> **Task brief**
Write out each line in which the string "ylabel" is present.

[Chart and figure data]
--- Begin ---
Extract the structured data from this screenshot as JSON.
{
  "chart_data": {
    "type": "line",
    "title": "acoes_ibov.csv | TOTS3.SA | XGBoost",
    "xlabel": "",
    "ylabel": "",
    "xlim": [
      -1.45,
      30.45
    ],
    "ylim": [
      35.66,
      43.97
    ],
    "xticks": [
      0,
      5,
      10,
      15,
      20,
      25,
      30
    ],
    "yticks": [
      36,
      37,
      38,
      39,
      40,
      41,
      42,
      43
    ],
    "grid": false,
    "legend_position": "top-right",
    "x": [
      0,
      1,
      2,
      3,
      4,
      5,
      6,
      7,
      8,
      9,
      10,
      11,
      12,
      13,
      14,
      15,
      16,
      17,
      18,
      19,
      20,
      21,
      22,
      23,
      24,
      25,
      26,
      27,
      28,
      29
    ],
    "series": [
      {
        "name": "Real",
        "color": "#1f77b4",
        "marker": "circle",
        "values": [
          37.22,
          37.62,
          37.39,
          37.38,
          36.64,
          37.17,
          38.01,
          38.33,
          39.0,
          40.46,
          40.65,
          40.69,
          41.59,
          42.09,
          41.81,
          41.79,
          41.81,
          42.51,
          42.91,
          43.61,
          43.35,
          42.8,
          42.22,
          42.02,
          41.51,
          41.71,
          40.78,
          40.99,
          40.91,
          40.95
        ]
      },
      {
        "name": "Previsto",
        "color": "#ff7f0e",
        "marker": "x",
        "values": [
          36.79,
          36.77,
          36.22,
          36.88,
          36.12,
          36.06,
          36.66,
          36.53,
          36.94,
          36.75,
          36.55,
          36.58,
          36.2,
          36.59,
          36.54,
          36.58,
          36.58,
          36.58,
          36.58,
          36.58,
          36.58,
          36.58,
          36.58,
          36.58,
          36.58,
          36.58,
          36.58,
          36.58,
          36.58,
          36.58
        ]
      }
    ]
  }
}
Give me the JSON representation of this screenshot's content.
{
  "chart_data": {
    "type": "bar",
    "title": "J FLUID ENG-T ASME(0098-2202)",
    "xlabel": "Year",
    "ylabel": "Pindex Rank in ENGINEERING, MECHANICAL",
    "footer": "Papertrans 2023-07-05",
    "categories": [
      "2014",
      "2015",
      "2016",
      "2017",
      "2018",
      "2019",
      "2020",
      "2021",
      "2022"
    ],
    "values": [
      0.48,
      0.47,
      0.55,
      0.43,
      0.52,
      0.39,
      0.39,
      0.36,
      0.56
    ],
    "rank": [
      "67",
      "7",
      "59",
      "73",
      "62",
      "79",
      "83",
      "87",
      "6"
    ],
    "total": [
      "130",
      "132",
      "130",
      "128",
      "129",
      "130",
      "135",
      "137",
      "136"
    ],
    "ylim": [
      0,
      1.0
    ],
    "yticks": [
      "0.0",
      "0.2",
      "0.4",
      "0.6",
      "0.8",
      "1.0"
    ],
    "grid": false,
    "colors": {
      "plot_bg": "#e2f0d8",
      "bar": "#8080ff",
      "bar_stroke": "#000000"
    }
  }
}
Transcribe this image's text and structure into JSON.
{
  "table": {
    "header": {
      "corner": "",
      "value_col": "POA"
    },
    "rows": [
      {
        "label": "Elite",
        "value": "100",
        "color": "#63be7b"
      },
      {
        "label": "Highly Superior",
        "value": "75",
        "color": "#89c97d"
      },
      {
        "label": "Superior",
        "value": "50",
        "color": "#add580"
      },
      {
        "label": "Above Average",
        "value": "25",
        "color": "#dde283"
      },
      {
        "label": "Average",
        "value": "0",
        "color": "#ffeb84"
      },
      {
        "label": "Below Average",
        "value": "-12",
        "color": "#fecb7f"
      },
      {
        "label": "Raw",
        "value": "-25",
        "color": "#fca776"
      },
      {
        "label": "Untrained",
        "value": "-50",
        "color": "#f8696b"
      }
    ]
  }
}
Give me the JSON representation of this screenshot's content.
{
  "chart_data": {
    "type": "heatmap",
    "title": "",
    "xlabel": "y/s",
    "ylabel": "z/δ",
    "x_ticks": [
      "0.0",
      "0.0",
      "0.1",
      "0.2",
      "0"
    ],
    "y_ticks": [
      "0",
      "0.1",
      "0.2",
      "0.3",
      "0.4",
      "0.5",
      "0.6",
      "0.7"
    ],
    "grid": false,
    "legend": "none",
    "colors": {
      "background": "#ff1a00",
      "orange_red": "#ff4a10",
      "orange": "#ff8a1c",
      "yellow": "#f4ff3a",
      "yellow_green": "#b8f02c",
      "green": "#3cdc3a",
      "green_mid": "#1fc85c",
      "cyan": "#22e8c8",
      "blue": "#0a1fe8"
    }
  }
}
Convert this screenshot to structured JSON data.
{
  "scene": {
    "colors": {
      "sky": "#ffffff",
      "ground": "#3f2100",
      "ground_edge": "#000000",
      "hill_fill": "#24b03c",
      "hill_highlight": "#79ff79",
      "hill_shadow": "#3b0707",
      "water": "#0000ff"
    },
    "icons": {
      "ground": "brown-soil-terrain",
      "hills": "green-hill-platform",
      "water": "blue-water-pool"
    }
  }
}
--- End ---
> **Worked solution**
    "ylabel": "",
    "ylabel": "Pindex Rank in ENGINEERING, MECHANICAL",
    "ylabel": "z/δ",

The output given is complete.